- DATA SUPPLIED

## START

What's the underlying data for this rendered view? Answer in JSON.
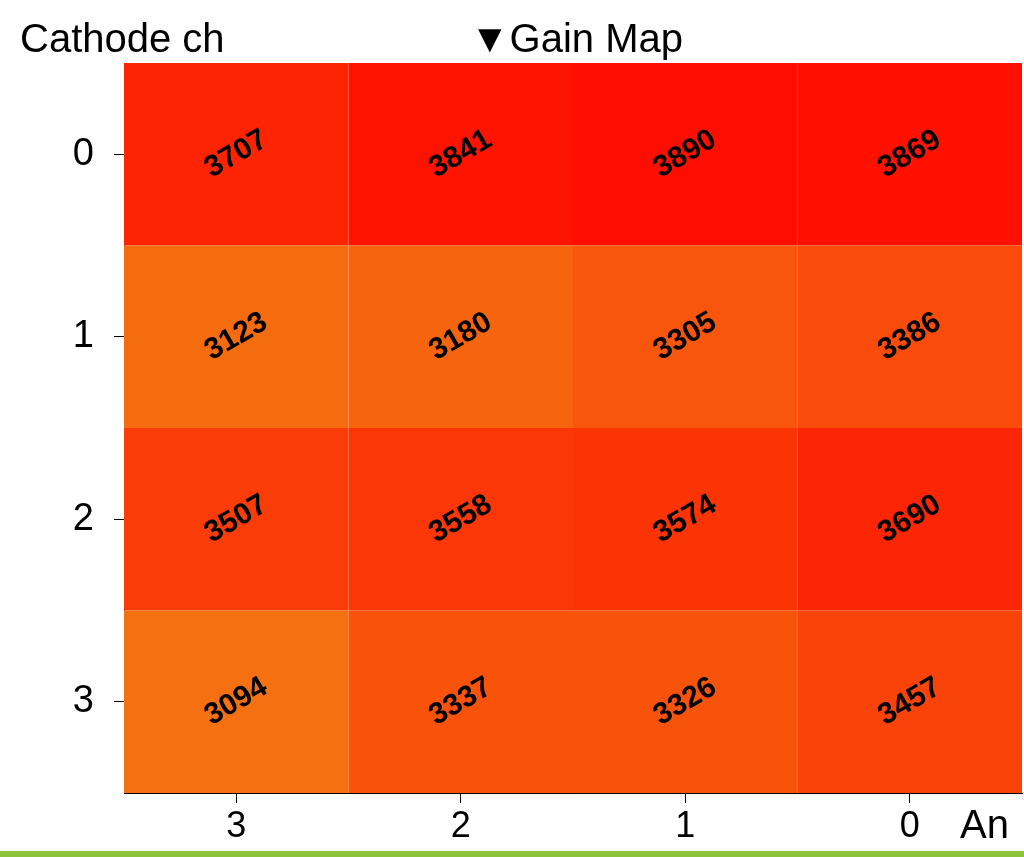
{
  "chart_data": {
    "type": "heatmap",
    "title": "▼Gain Map",
    "xlabel": "An",
    "ylabel": "Cathode ch",
    "categories": [
      "3",
      "2",
      "1",
      "0"
    ],
    "y_categories": [
      "0",
      "1",
      "2",
      "3"
    ],
    "cells": [
      [
        3707,
        3841,
        3890,
        3869
      ],
      [
        3123,
        3180,
        3305,
        3386
      ],
      [
        3507,
        3558,
        3574,
        3690
      ],
      [
        3094,
        3337,
        3326,
        3457
      ]
    ],
    "data_labels": true
  }
}
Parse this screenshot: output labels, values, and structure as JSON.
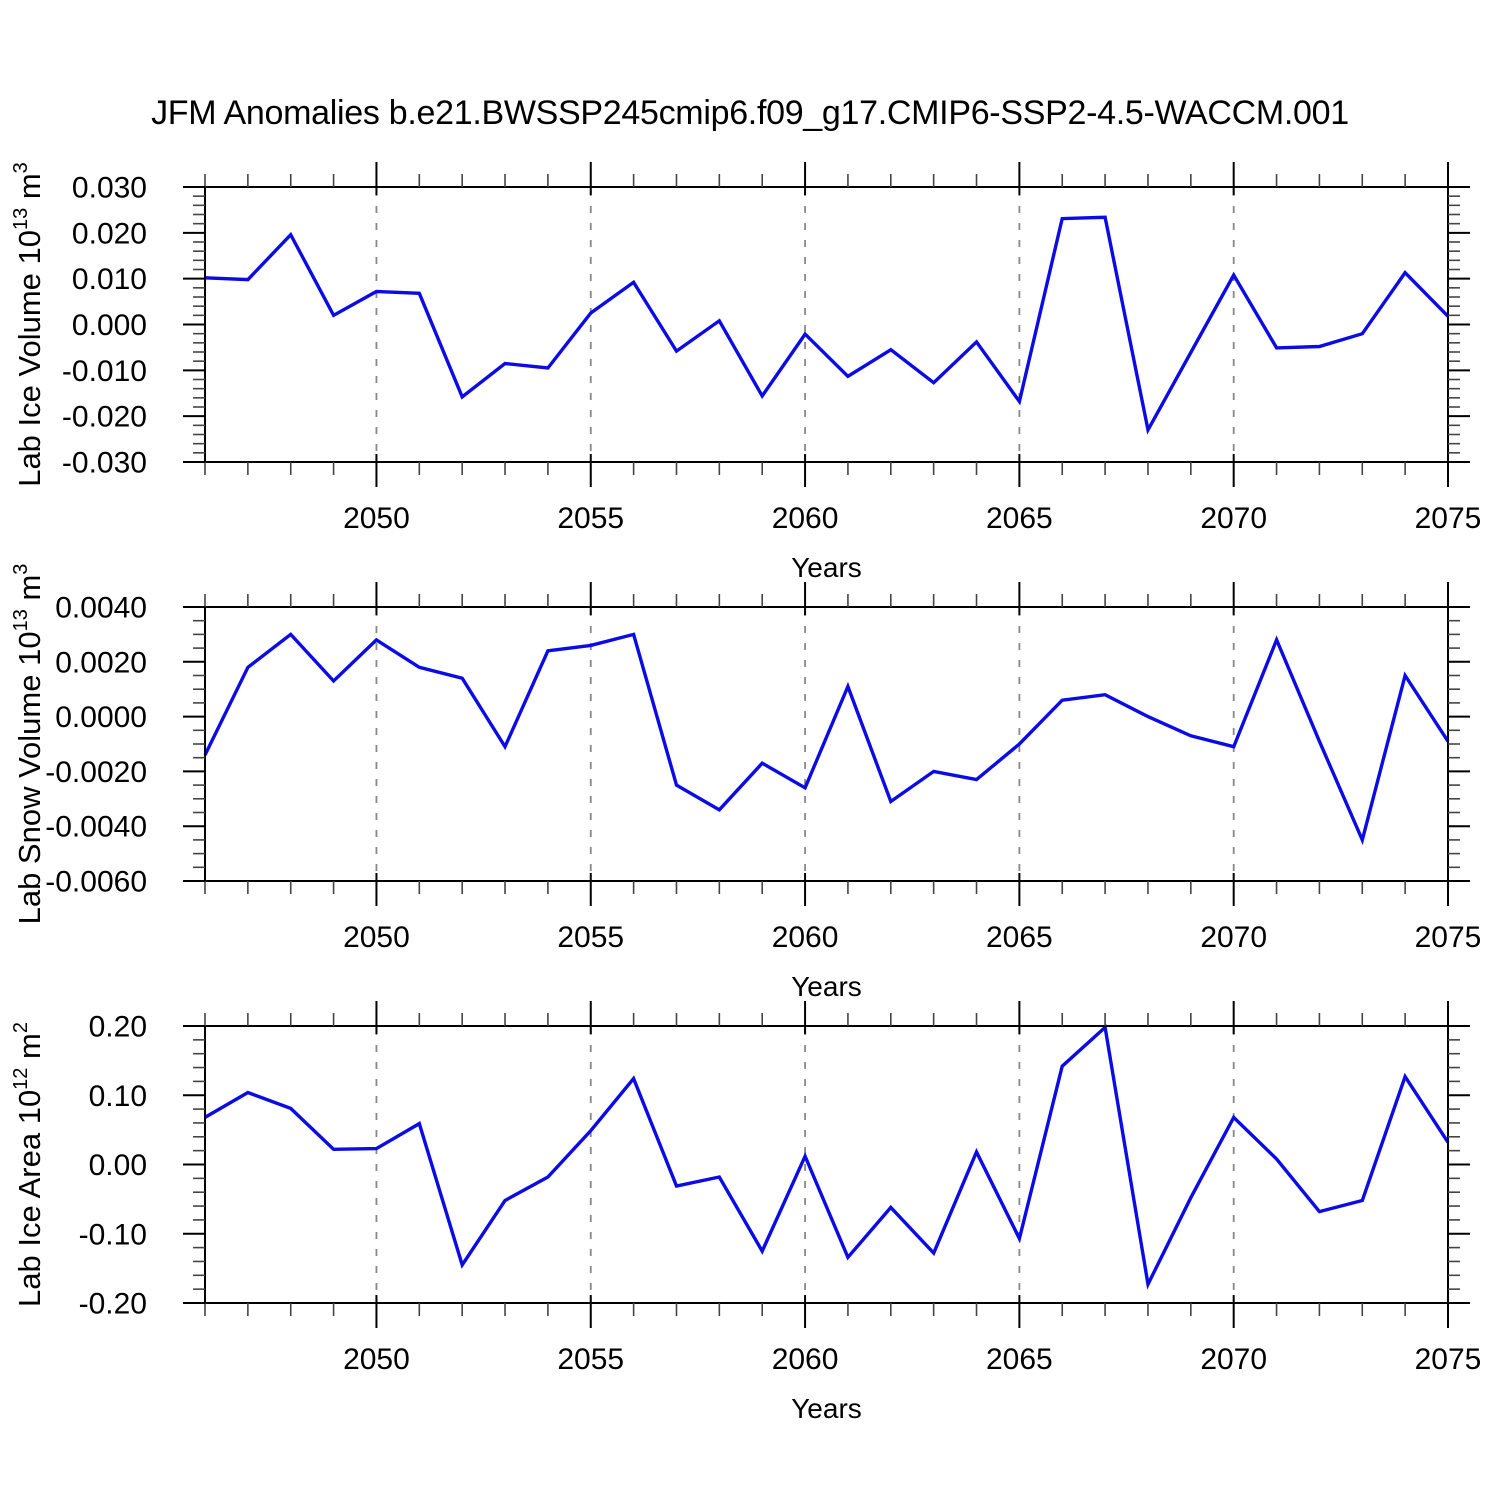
{
  "title": "JFM Anomalies b.e21.BWSSP245cmip6.f09_g17.CMIP6-SSP2-4.5-WACCM.001",
  "style": {
    "line_color": "#0b0be6",
    "grid_color": "#888888",
    "axis_color": "#000000",
    "minor_tick_color": "#444444"
  },
  "chart_data": [
    {
      "type": "line",
      "ylabel": "Lab Ice Volume 10^13 m^3",
      "ylabel_parts": [
        {
          "text": "Lab Ice Volume 10"
        },
        {
          "text": "13",
          "sup": true
        },
        {
          "text": " m"
        },
        {
          "text": "3",
          "sup": true
        }
      ],
      "xlabel": "Years",
      "xlim": [
        2046,
        2075
      ],
      "ylim": [
        -0.03,
        0.03
      ],
      "xticks": [
        2050,
        2055,
        2060,
        2065,
        2070,
        2075
      ],
      "x_minor_step": 1,
      "yticks": [
        0.03,
        0.02,
        0.01,
        0.0,
        -0.01,
        -0.02,
        -0.03
      ],
      "ytick_labels": [
        "0.030",
        "0.020",
        "0.010",
        "0.000",
        "-0.010",
        "-0.020",
        "-0.030"
      ],
      "y_minor_step": 0.002,
      "grid": "vertical-dashed",
      "legend": "none",
      "x": [
        2046,
        2047,
        2048,
        2049,
        2050,
        2051,
        2052,
        2053,
        2054,
        2055,
        2056,
        2057,
        2058,
        2059,
        2060,
        2061,
        2062,
        2063,
        2064,
        2065,
        2066,
        2067,
        2068,
        2069,
        2070,
        2071,
        2072,
        2073,
        2074,
        2075
      ],
      "values": [
        0.0102,
        0.0098,
        0.0196,
        0.002,
        0.0072,
        0.0068,
        -0.0158,
        -0.0085,
        -0.0095,
        0.0025,
        0.0092,
        -0.0058,
        0.0008,
        -0.0156,
        -0.0021,
        -0.0113,
        -0.0055,
        -0.0127,
        -0.0038,
        -0.0168,
        0.0231,
        0.0234,
        -0.023,
        -0.0061,
        0.0108,
        -0.0051,
        -0.0048,
        -0.002,
        0.0113,
        0.0018
      ]
    },
    {
      "type": "line",
      "ylabel": "Lab Snow Volume 10^13 m^3",
      "ylabel_parts": [
        {
          "text": "Lab Snow Volume 10"
        },
        {
          "text": "13",
          "sup": true
        },
        {
          "text": " m"
        },
        {
          "text": "3",
          "sup": true
        }
      ],
      "xlabel": "Years",
      "xlim": [
        2046,
        2075
      ],
      "ylim": [
        -0.006,
        0.004
      ],
      "xticks": [
        2050,
        2055,
        2060,
        2065,
        2070,
        2075
      ],
      "x_minor_step": 1,
      "yticks": [
        0.004,
        0.002,
        0.0,
        -0.002,
        -0.004,
        -0.006
      ],
      "ytick_labels": [
        "0.0040",
        "0.0020",
        "0.0000",
        "-0.0020",
        "-0.0040",
        "-0.0060"
      ],
      "y_minor_step": 0.0005,
      "grid": "vertical-dashed",
      "legend": "none",
      "x": [
        2046,
        2047,
        2048,
        2049,
        2050,
        2051,
        2052,
        2053,
        2054,
        2055,
        2056,
        2057,
        2058,
        2059,
        2060,
        2061,
        2062,
        2063,
        2064,
        2065,
        2066,
        2067,
        2068,
        2069,
        2070,
        2071,
        2072,
        2073,
        2074,
        2075
      ],
      "values": [
        -0.0014,
        0.0018,
        0.003,
        0.0013,
        0.0028,
        0.0018,
        0.0014,
        -0.0011,
        0.0024,
        0.0026,
        0.003,
        -0.0025,
        -0.0034,
        -0.0017,
        -0.0026,
        0.0011,
        -0.0031,
        -0.002,
        -0.0023,
        -0.001,
        0.0006,
        0.0008,
        0.0,
        -0.0007,
        -0.0011,
        0.0028,
        -0.0009,
        -0.0045,
        0.0015,
        -0.0009
      ]
    },
    {
      "type": "line",
      "ylabel": "Lab Ice Area 10^12 m^2",
      "ylabel_parts": [
        {
          "text": "Lab Ice Area 10"
        },
        {
          "text": "12",
          "sup": true
        },
        {
          "text": " m"
        },
        {
          "text": "2",
          "sup": true
        }
      ],
      "xlabel": "Years",
      "xlim": [
        2046,
        2075
      ],
      "ylim": [
        -0.2,
        0.2
      ],
      "xticks": [
        2050,
        2055,
        2060,
        2065,
        2070,
        2075
      ],
      "x_minor_step": 1,
      "yticks": [
        0.2,
        0.1,
        0.0,
        -0.1,
        -0.2
      ],
      "ytick_labels": [
        "0.20",
        "0.10",
        "0.00",
        "-0.10",
        "-0.20"
      ],
      "y_minor_step": 0.02,
      "grid": "vertical-dashed",
      "legend": "none",
      "x": [
        2046,
        2047,
        2048,
        2049,
        2050,
        2051,
        2052,
        2053,
        2054,
        2055,
        2056,
        2057,
        2058,
        2059,
        2060,
        2061,
        2062,
        2063,
        2064,
        2065,
        2066,
        2067,
        2068,
        2069,
        2070,
        2071,
        2072,
        2073,
        2074,
        2075
      ],
      "values": [
        0.068,
        0.104,
        0.081,
        0.022,
        0.023,
        0.059,
        -0.145,
        -0.052,
        -0.018,
        0.049,
        0.124,
        -0.031,
        -0.018,
        -0.125,
        0.012,
        -0.134,
        -0.062,
        -0.128,
        0.018,
        -0.107,
        0.142,
        0.198,
        -0.173,
        -0.048,
        0.068,
        0.008,
        -0.068,
        -0.052,
        0.127,
        0.032
      ]
    }
  ]
}
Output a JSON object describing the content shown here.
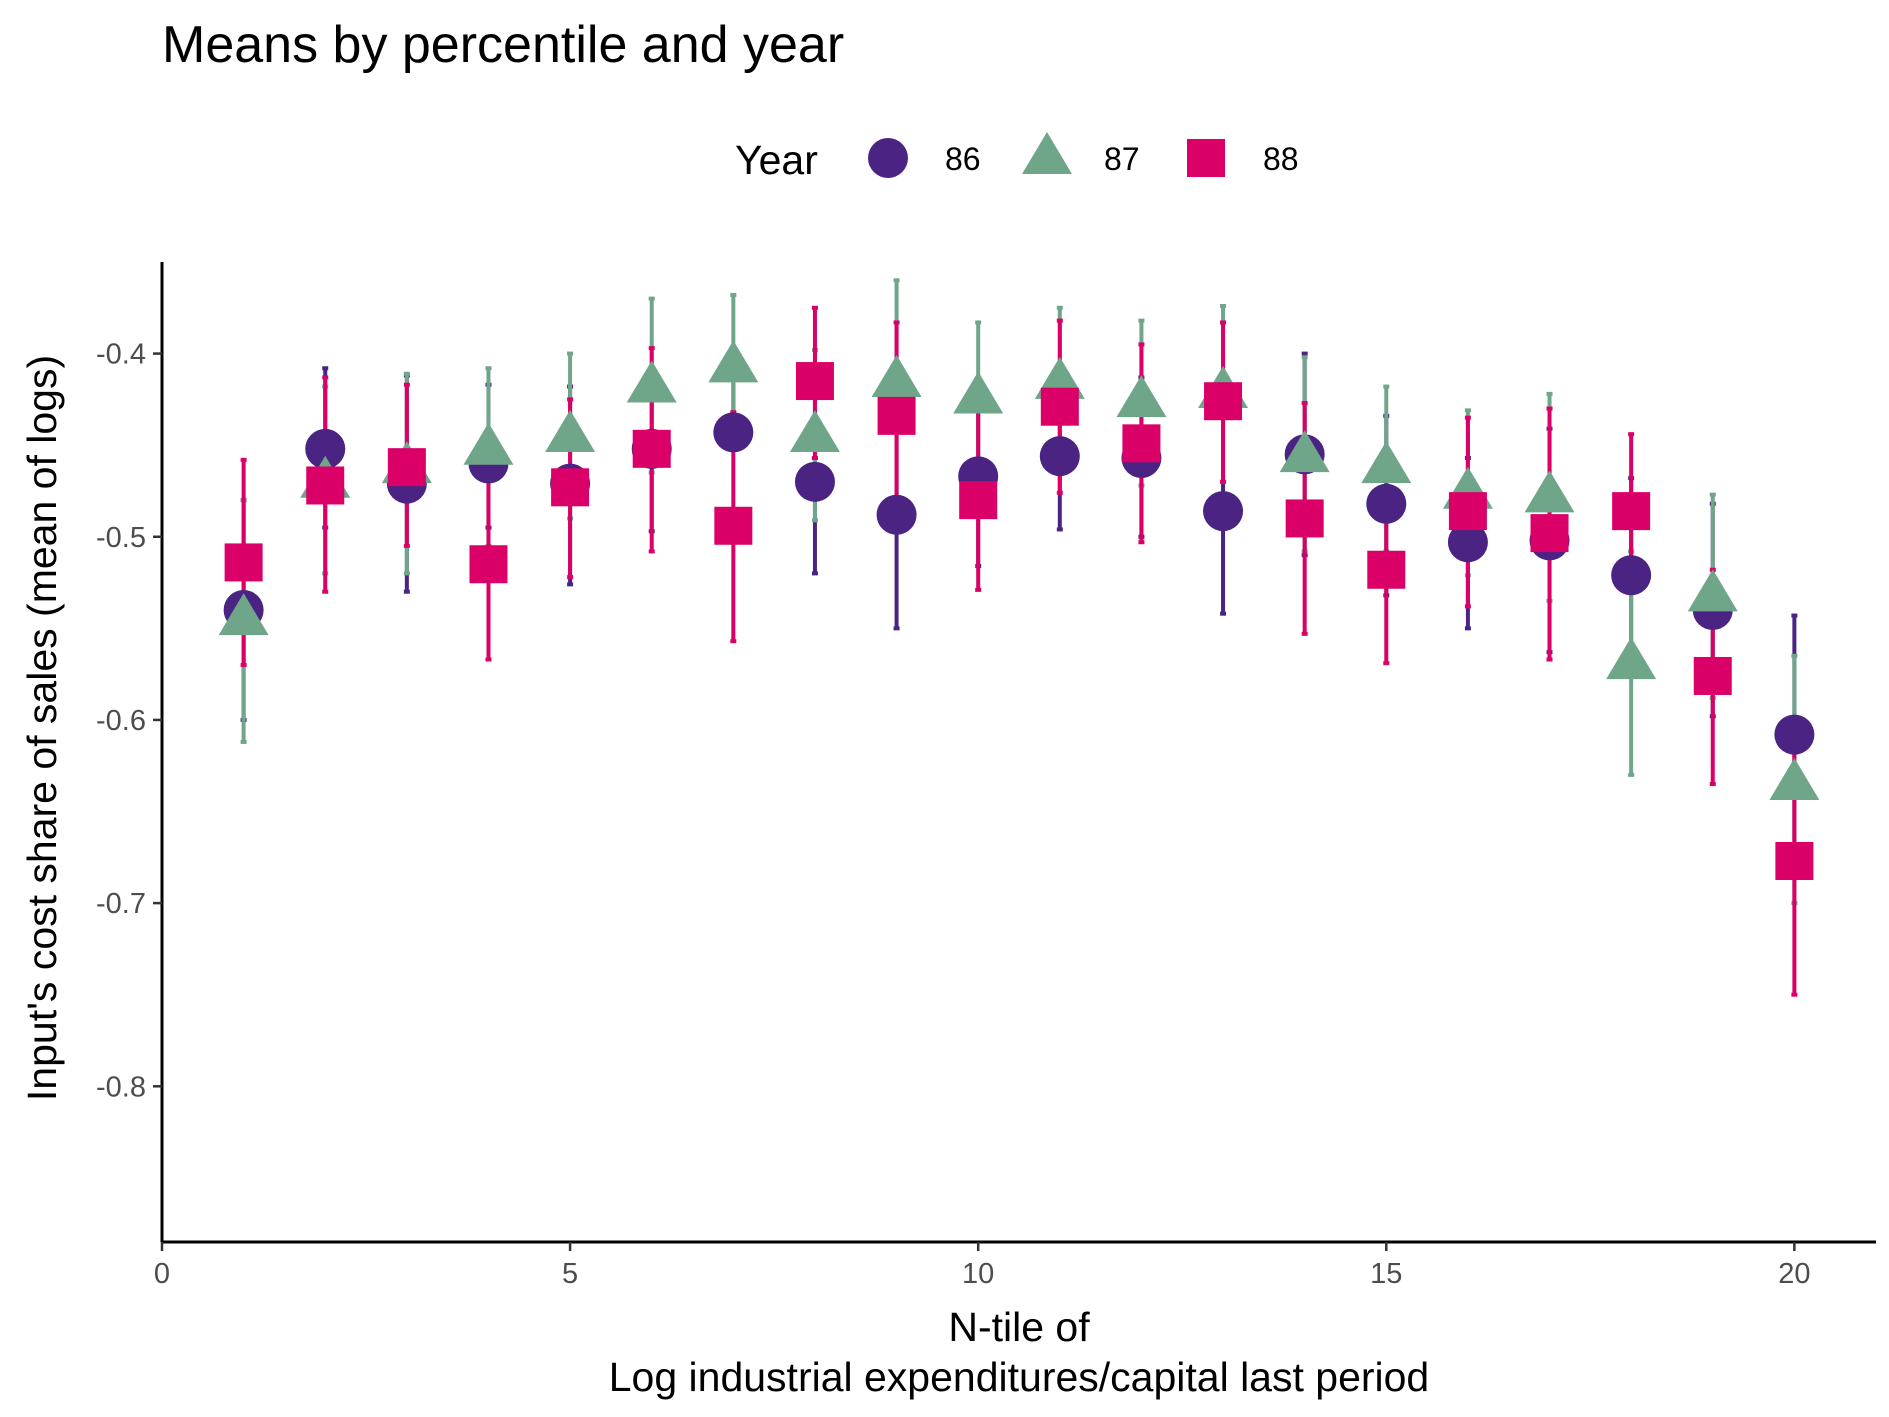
{
  "chart_data": {
    "type": "scatter",
    "title": "Means by percentile and year",
    "xlabel_line1": "N-tile of",
    "xlabel_line2": "Log industrial expenditures/capital last period",
    "ylabel": "Input's cost share of sales (mean of logs)",
    "xlim": [
      0,
      21
    ],
    "ylim": [
      -0.885,
      -0.35
    ],
    "x_ticks": [
      0,
      5,
      10,
      15,
      20
    ],
    "x_tick_labels": [
      "0",
      "5",
      "10",
      "15",
      "20"
    ],
    "y_ticks": [
      -0.4,
      -0.5,
      -0.6,
      -0.7,
      -0.8
    ],
    "y_tick_labels": [
      "-0.4",
      "-0.5",
      "-0.6",
      "-0.7",
      "-0.8"
    ],
    "grid": false,
    "legend": {
      "title": "Year",
      "position": "top"
    },
    "x": [
      1,
      2,
      3,
      4,
      5,
      6,
      7,
      8,
      9,
      10,
      11,
      12,
      13,
      14,
      15,
      16,
      17,
      18,
      19,
      20
    ],
    "series": [
      {
        "name": "86",
        "color": "#4B2483",
        "shape": "circle",
        "values": [
          -0.54,
          -0.452,
          -0.471,
          -0.46,
          -0.471,
          -0.452,
          -0.443,
          -0.47,
          -0.488,
          -0.467,
          -0.456,
          -0.457,
          -0.486,
          -0.455,
          -0.482,
          -0.503,
          -0.502,
          -0.521,
          -0.54,
          -0.608
        ],
        "lower": [
          -0.6,
          -0.495,
          -0.53,
          -0.495,
          -0.526,
          -0.497,
          -0.449,
          -0.52,
          -0.55,
          -0.516,
          -0.496,
          -0.5,
          -0.542,
          -0.51,
          -0.532,
          -0.55,
          -0.563,
          -0.574,
          -0.598,
          -0.672
        ],
        "upper": [
          -0.48,
          -0.408,
          -0.412,
          -0.417,
          -0.418,
          -0.408,
          -0.401,
          -0.421,
          -0.426,
          -0.418,
          -0.416,
          -0.413,
          -0.43,
          -0.4,
          -0.434,
          -0.457,
          -0.441,
          -0.468,
          -0.482,
          -0.543
        ]
      },
      {
        "name": "87",
        "color": "#6FA68A",
        "shape": "triangle",
        "values": [
          -0.545,
          -0.47,
          -0.462,
          -0.452,
          -0.445,
          -0.418,
          -0.407,
          -0.445,
          -0.415,
          -0.424,
          -0.416,
          -0.426,
          -0.421,
          -0.456,
          -0.462,
          -0.476,
          -0.478,
          -0.569,
          -0.532,
          -0.635
        ],
        "lower": [
          -0.612,
          -0.52,
          -0.52,
          -0.505,
          -0.49,
          -0.465,
          -0.449,
          -0.491,
          -0.487,
          -0.471,
          -0.462,
          -0.472,
          -0.47,
          -0.508,
          -0.508,
          -0.521,
          -0.535,
          -0.63,
          -0.588,
          -0.7
        ],
        "upper": [
          -0.48,
          -0.418,
          -0.411,
          -0.408,
          -0.4,
          -0.37,
          -0.368,
          -0.398,
          -0.36,
          -0.383,
          -0.375,
          -0.382,
          -0.374,
          -0.402,
          -0.418,
          -0.431,
          -0.422,
          -0.508,
          -0.477,
          -0.565
        ]
      },
      {
        "name": "88",
        "color": "#DA0068",
        "shape": "square",
        "values": [
          -0.514,
          -0.472,
          -0.462,
          -0.515,
          -0.473,
          -0.452,
          -0.494,
          -0.415,
          -0.434,
          -0.48,
          -0.429,
          -0.449,
          -0.426,
          -0.49,
          -0.518,
          -0.486,
          -0.498,
          -0.486,
          -0.576,
          -0.677
        ],
        "lower": [
          -0.57,
          -0.53,
          -0.505,
          -0.567,
          -0.522,
          -0.508,
          -0.557,
          -0.457,
          -0.484,
          -0.529,
          -0.476,
          -0.503,
          -0.47,
          -0.553,
          -0.569,
          -0.538,
          -0.567,
          -0.528,
          -0.635,
          -0.75
        ],
        "upper": [
          -0.458,
          -0.413,
          -0.417,
          -0.461,
          -0.425,
          -0.397,
          -0.432,
          -0.375,
          -0.383,
          -0.431,
          -0.382,
          -0.395,
          -0.383,
          -0.427,
          -0.466,
          -0.435,
          -0.43,
          -0.444,
          -0.518,
          -0.604
        ]
      }
    ]
  }
}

## END

Search the entries for the word "Snow", then gather every line that has it.

      "ylabel": "Lab Snow Volume 10^13 m^3",
          "text": "Lab Snow Volume 10"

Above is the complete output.